§ What the exercise asks: In the listing that follows, how many lines contain the string "Mice"? Provide only the number.

--- Entries provided ---

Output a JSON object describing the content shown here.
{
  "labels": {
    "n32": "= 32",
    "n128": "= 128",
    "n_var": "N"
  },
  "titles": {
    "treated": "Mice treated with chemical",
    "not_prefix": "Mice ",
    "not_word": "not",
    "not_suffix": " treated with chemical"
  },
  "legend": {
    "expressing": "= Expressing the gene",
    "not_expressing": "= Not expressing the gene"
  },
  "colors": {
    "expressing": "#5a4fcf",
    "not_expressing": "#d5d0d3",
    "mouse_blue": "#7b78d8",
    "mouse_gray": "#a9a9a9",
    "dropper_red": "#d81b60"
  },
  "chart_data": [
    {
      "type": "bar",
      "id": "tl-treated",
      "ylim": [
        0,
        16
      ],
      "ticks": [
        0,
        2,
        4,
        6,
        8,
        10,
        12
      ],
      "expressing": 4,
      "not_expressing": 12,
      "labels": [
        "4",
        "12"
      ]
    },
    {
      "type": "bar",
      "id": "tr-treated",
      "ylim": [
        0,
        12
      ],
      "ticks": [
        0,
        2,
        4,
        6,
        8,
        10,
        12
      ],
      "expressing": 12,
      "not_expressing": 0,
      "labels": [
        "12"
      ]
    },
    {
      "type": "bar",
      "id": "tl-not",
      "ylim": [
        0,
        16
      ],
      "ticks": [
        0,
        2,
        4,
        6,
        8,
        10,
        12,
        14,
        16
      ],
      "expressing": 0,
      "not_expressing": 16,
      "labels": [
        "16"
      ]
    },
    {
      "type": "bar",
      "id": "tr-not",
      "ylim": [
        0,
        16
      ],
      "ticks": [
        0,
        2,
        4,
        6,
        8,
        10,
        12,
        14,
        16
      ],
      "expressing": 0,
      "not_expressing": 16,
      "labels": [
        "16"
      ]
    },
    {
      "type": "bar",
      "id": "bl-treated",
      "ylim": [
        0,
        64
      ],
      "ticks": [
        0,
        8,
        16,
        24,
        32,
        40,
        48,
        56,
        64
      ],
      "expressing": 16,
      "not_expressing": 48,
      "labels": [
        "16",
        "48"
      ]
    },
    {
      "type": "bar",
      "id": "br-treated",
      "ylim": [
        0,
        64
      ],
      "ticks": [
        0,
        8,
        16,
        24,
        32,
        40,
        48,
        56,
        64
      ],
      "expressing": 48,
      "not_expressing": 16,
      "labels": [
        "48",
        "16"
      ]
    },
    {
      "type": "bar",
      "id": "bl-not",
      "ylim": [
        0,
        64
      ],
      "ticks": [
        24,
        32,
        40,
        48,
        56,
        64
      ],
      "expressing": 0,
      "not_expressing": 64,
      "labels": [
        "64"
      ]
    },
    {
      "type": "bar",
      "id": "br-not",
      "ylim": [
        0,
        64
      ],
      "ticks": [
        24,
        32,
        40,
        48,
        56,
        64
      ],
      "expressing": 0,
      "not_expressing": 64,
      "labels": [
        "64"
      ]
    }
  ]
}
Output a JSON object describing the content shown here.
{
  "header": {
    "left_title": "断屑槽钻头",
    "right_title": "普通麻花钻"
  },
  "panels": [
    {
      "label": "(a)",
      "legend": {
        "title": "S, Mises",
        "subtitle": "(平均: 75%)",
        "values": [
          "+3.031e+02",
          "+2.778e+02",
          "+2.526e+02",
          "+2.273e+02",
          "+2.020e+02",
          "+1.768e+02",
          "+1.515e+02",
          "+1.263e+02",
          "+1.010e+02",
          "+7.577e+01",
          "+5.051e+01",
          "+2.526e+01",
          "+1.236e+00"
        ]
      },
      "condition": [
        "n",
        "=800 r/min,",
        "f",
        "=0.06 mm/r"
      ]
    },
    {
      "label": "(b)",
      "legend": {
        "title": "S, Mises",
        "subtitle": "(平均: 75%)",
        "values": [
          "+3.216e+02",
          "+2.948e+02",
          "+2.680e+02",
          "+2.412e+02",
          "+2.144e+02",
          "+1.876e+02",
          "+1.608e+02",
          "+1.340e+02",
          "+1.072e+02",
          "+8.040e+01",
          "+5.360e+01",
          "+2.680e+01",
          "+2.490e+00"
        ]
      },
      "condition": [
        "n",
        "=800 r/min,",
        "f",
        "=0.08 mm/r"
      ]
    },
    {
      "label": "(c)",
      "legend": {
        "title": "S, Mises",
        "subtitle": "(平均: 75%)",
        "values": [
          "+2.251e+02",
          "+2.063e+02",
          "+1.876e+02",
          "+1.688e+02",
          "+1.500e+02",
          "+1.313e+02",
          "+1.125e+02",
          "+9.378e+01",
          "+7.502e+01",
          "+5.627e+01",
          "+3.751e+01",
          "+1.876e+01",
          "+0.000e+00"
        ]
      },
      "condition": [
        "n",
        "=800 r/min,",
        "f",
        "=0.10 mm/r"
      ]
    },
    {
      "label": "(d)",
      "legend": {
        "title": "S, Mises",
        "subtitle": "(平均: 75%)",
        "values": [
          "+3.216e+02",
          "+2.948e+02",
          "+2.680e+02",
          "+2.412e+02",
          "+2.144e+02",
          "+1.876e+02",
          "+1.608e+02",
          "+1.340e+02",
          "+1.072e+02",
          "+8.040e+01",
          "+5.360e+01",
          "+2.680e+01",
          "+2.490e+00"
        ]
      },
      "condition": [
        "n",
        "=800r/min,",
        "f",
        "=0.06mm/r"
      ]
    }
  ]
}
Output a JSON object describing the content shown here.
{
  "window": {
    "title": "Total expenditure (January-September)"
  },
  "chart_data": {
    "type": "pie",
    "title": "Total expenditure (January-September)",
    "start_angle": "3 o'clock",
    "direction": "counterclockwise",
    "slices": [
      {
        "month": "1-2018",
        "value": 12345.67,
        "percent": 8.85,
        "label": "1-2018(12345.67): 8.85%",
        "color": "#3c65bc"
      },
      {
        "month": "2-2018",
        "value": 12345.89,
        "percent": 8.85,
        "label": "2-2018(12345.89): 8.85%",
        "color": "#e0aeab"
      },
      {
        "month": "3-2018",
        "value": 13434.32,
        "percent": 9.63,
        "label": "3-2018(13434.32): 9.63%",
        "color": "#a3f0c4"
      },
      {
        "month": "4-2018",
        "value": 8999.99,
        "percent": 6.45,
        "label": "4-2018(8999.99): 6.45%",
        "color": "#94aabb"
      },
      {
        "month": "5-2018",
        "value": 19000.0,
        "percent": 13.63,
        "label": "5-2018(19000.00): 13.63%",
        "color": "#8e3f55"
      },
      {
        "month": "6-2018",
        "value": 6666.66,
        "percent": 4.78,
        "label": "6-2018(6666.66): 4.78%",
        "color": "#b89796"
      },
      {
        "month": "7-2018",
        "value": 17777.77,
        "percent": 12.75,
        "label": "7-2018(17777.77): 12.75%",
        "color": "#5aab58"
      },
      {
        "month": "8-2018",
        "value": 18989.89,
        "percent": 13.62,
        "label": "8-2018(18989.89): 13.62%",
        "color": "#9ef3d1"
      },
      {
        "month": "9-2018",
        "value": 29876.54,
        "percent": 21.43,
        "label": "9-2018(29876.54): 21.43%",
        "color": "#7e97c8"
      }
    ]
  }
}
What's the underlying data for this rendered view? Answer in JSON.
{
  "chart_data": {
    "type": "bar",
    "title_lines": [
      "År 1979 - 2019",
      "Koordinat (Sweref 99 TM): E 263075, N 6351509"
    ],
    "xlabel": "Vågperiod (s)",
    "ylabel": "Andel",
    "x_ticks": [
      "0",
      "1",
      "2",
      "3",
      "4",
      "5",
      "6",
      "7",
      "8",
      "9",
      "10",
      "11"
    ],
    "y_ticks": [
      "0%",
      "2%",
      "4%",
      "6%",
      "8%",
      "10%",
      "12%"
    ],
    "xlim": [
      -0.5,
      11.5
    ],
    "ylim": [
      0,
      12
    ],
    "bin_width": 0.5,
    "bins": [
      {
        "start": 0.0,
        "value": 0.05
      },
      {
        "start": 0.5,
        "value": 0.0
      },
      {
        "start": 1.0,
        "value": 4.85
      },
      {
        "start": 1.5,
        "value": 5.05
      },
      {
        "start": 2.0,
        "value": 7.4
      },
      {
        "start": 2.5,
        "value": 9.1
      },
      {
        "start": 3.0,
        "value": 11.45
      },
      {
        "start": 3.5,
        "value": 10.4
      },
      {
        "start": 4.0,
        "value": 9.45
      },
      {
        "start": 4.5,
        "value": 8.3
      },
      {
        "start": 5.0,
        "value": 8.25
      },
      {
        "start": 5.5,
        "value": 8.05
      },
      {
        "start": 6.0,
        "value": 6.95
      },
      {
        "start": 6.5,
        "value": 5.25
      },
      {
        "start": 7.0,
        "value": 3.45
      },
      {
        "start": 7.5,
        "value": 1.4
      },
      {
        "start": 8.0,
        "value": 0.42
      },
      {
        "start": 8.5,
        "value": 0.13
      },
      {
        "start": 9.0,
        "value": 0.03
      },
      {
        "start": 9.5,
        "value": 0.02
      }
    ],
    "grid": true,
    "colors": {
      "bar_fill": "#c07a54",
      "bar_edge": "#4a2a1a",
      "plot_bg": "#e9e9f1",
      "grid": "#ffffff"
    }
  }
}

---

§ Result for this task: 2